→ Instruction
Retype the records below exactly as they appear, but leave out any pictures.

** Begin Data entries **

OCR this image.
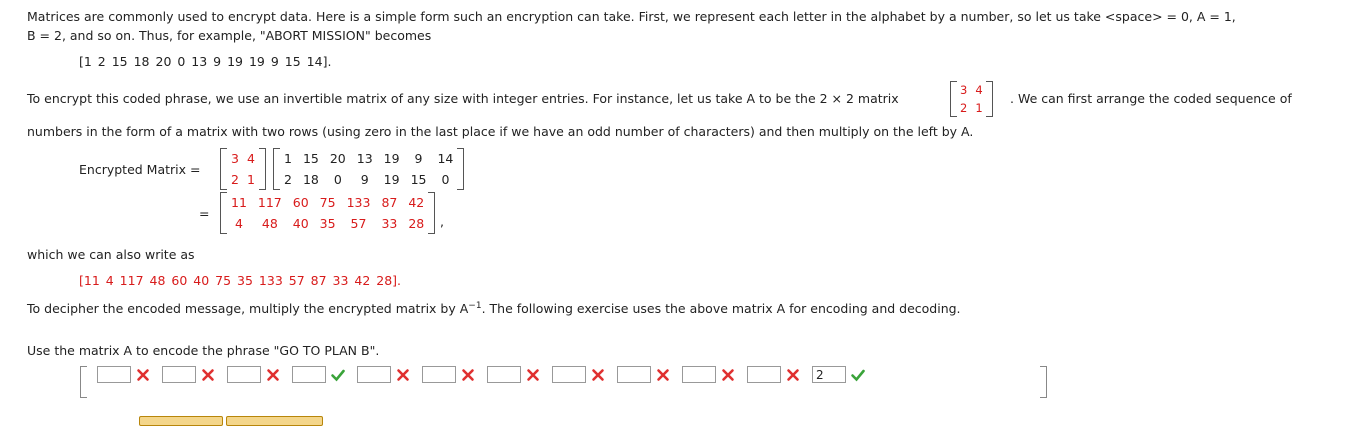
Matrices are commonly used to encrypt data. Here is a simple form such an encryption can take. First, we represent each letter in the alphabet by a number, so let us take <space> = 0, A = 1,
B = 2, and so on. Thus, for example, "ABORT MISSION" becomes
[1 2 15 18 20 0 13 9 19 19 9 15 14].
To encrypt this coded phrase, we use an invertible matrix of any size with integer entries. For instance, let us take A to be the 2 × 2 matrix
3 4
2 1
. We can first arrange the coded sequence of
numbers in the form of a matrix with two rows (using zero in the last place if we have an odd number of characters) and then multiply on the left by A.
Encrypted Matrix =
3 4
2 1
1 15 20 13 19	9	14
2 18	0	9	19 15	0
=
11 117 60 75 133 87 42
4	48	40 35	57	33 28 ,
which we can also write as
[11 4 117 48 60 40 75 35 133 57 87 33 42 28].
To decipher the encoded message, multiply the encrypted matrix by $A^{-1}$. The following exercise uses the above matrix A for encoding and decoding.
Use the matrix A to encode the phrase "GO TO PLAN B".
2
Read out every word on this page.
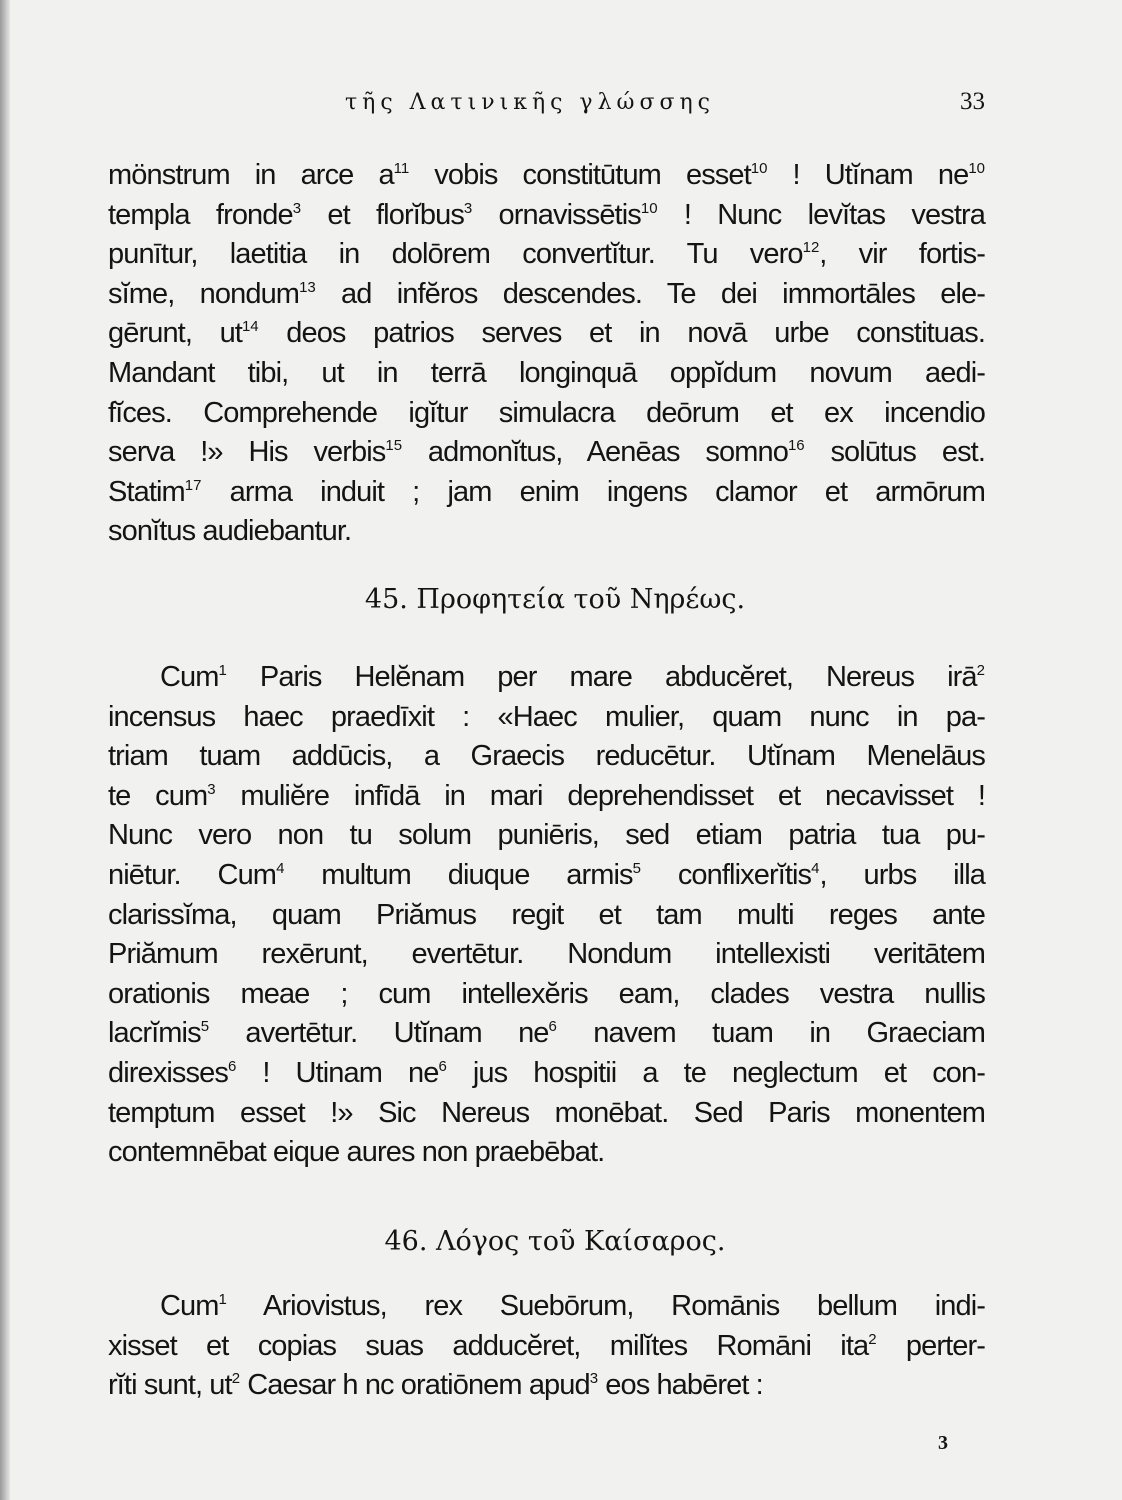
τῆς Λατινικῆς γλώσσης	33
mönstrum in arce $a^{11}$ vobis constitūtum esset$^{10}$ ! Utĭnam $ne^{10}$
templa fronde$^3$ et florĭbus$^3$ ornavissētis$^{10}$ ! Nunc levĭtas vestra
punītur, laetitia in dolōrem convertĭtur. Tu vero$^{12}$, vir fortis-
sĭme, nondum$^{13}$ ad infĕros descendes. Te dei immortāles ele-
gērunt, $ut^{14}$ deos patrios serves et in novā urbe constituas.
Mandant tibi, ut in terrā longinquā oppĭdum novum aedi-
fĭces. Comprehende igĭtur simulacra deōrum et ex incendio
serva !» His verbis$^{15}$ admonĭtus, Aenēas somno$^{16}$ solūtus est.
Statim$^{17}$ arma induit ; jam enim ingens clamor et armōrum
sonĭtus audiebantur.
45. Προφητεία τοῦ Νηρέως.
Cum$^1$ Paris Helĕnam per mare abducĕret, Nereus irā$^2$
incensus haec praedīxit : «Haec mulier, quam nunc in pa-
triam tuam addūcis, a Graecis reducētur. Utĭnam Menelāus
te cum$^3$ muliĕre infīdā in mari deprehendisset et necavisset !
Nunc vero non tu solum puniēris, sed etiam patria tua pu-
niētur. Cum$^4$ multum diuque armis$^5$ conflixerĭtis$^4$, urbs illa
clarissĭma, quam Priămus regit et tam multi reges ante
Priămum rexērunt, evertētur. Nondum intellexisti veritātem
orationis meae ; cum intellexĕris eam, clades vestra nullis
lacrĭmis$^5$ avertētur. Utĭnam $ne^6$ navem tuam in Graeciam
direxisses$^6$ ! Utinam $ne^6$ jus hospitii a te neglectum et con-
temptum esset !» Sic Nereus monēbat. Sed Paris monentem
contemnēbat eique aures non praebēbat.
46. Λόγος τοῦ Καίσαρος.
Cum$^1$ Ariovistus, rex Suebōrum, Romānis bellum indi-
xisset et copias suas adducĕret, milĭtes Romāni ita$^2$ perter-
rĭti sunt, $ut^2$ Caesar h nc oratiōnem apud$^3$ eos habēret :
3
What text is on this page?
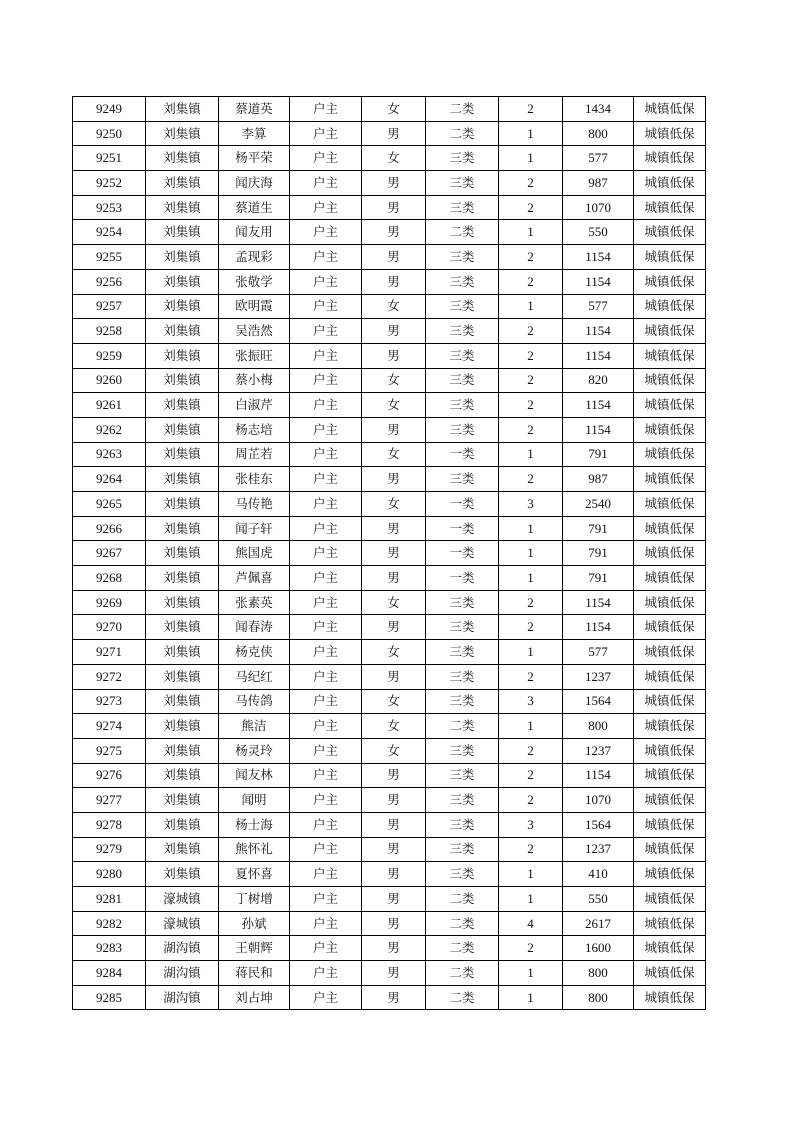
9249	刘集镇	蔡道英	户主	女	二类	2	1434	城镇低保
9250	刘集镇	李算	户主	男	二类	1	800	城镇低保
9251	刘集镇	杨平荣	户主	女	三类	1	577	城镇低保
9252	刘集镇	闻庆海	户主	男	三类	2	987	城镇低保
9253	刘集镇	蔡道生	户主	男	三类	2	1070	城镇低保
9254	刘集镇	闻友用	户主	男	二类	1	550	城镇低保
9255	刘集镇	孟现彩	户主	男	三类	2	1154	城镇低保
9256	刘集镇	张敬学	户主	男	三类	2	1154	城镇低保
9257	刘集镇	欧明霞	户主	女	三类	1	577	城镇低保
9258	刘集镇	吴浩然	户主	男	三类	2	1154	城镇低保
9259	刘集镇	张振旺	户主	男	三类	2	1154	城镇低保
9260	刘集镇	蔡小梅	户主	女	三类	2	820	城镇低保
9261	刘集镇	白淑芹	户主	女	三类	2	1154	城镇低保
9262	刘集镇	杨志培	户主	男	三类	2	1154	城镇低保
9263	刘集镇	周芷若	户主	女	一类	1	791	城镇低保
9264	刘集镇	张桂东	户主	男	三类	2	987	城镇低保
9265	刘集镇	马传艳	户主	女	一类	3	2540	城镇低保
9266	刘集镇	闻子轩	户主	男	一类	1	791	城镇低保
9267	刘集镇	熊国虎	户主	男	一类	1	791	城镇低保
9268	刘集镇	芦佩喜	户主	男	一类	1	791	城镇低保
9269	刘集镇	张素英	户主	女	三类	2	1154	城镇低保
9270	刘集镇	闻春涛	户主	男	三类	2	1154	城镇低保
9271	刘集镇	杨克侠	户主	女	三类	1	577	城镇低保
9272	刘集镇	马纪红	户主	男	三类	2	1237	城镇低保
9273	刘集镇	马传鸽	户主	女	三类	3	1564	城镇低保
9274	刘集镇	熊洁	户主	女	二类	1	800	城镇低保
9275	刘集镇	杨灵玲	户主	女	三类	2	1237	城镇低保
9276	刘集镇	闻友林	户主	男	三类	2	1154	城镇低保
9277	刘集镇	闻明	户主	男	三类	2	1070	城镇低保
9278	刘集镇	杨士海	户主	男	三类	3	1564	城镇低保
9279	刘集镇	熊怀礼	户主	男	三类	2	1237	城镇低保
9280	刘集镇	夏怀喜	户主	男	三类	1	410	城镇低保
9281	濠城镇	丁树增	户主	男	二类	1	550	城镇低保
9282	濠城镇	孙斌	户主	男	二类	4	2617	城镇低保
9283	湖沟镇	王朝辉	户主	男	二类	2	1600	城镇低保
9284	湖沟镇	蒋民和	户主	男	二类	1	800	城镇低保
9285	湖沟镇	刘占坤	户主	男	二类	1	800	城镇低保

** End Data entries **

→ Answer
OCR this image.
Matrices are commonly used to encrypt data. Here is a simple form such an encryption can take. First, we represent each letter in the alphabet by a number, so let us take <space> = 0, A = 1,
B = 2, and so on. Thus, for example, "ABORT MISSION" becomes
[1 2 15 18 20 0 13 9 19 19 9 15 14].
To encrypt this coded phrase, we use an invertible matrix of any size with integer entries. For instance, let us take A to be the 2 × 2 matrix
3 4
2 1
. We can first arrange the coded sequence of
numbers in the form of a matrix with two rows (using zero in the last place if we have an odd number of characters) and then multiply on the left by A.
Encrypted Matrix =
3 4
2 1
1 15 20 13 19	9	14
2 18	0	9	19 15	0
=
11 117 60 75 133 87 42
4	48	40 35	57	33 28 ,
which we can also write as
[11 4 117 48 60 40 75 35 133 57 87 33 42 28].
To decipher the encoded message, multiply the encrypted matrix by $A^{-1}$. The following exercise uses the above matrix A for encoding and decoding.
Use the matrix A to encode the phrase "GO TO PLAN B".
2
Read out every word on this page.
τῆς Λατινικῆς γλώσσης	33
mönstrum in arce $a^{11}$ vobis constitūtum esset$^{10}$ ! Utĭnam $ne^{10}$
templa fronde$^3$ et florĭbus$^3$ ornavissētis$^{10}$ ! Nunc levĭtas vestra
punītur, laetitia in dolōrem convertĭtur. Tu vero$^{12}$, vir fortis-
sĭme, nondum$^{13}$ ad infĕros descendes. Te dei immortāles ele-
gērunt, $ut^{14}$ deos patrios serves et in novā urbe constituas.
Mandant tibi, ut in terrā longinquā oppĭdum novum aedi-
fĭces. Comprehende igĭtur simulacra deōrum et ex incendio
serva !» His verbis$^{15}$ admonĭtus, Aenēas somno$^{16}$ solūtus est.
Statim$^{17}$ arma induit ; jam enim ingens clamor et armōrum
sonĭtus audiebantur.
45. Προφητεία τοῦ Νηρέως.
Cum$^1$ Paris Helĕnam per mare abducĕret, Nereus irā$^2$
incensus haec praedīxit : «Haec mulier, quam nunc in pa-
triam tuam addūcis, a Graecis reducētur. Utĭnam Menelāus
te cum$^3$ muliĕre infīdā in mari deprehendisset et necavisset !
Nunc vero non tu solum puniēris, sed etiam patria tua pu-
niētur. Cum$^4$ multum diuque armis$^5$ conflixerĭtis$^4$, urbs illa
clarissĭma, quam Priămus regit et tam multi reges ante
Priămum rexērunt, evertētur. Nondum intellexisti veritātem
orationis meae ; cum intellexĕris eam, clades vestra nullis
lacrĭmis$^5$ avertētur. Utĭnam $ne^6$ navem tuam in Graeciam
direxisses$^6$ ! Utinam $ne^6$ jus hospitii a te neglectum et con-
temptum esset !» Sic Nereus monēbat. Sed Paris monentem
contemnēbat eique aures non praebēbat.
46. Λόγος τοῦ Καίσαρος.
Cum$^1$ Ariovistus, rex Suebōrum, Romānis bellum indi-
xisset et copias suas adducĕret, milĭtes Romāni ita$^2$ perter-
rĭti sunt, $ut^2$ Caesar h nc oratiōnem apud$^3$ eos habēret :
3
What text is on this page?
9249	刘集镇	蔡道英	户主	女	二类	2	1434	城镇低保
9250	刘集镇	李算	户主	男	二类	1	800	城镇低保
9251	刘集镇	杨平荣	户主	女	三类	1	577	城镇低保
9252	刘集镇	闻庆海	户主	男	三类	2	987	城镇低保
9253	刘集镇	蔡道生	户主	男	三类	2	1070	城镇低保
9254	刘集镇	闻友用	户主	男	二类	1	550	城镇低保
9255	刘集镇	孟现彩	户主	男	三类	2	1154	城镇低保
9256	刘集镇	张敬学	户主	男	三类	2	1154	城镇低保
9257	刘集镇	欧明霞	户主	女	三类	1	577	城镇低保
9258	刘集镇	吴浩然	户主	男	三类	2	1154	城镇低保
9259	刘集镇	张振旺	户主	男	三类	2	1154	城镇低保
9260	刘集镇	蔡小梅	户主	女	三类	2	820	城镇低保
9261	刘集镇	白淑芹	户主	女	三类	2	1154	城镇低保
9262	刘集镇	杨志培	户主	男	三类	2	1154	城镇低保
9263	刘集镇	周芷若	户主	女	一类	1	791	城镇低保
9264	刘集镇	张桂东	户主	男	三类	2	987	城镇低保
9265	刘集镇	马传艳	户主	女	一类	3	2540	城镇低保
9266	刘集镇	闻子轩	户主	男	一类	1	791	城镇低保
9267	刘集镇	熊国虎	户主	男	一类	1	791	城镇低保
9268	刘集镇	芦佩喜	户主	男	一类	1	791	城镇低保
9269	刘集镇	张素英	户主	女	三类	2	1154	城镇低保
9270	刘集镇	闻春涛	户主	男	三类	2	1154	城镇低保
9271	刘集镇	杨克侠	户主	女	三类	1	577	城镇低保
9272	刘集镇	马纪红	户主	男	三类	2	1237	城镇低保
9273	刘集镇	马传鸽	户主	女	三类	3	1564	城镇低保
9274	刘集镇	熊洁	户主	女	二类	1	800	城镇低保
9275	刘集镇	杨灵玲	户主	女	三类	2	1237	城镇低保
9276	刘集镇	闻友林	户主	男	三类	2	1154	城镇低保
9277	刘集镇	闻明	户主	男	三类	2	1070	城镇低保
9278	刘集镇	杨士海	户主	男	三类	3	1564	城镇低保
9279	刘集镇	熊怀礼	户主	男	三类	2	1237	城镇低保
9280	刘集镇	夏怀喜	户主	男	三类	1	410	城镇低保
9281	濠城镇	丁树增	户主	男	二类	1	550	城镇低保
9282	濠城镇	孙斌	户主	男	二类	4	2617	城镇低保
9283	湖沟镇	王朝辉	户主	男	二类	2	1600	城镇低保
9284	湖沟镇	蒋民和	户主	男	二类	1	800	城镇低保
9285	湖沟镇	刘占坤	户主	男	二类	1	800	城镇低保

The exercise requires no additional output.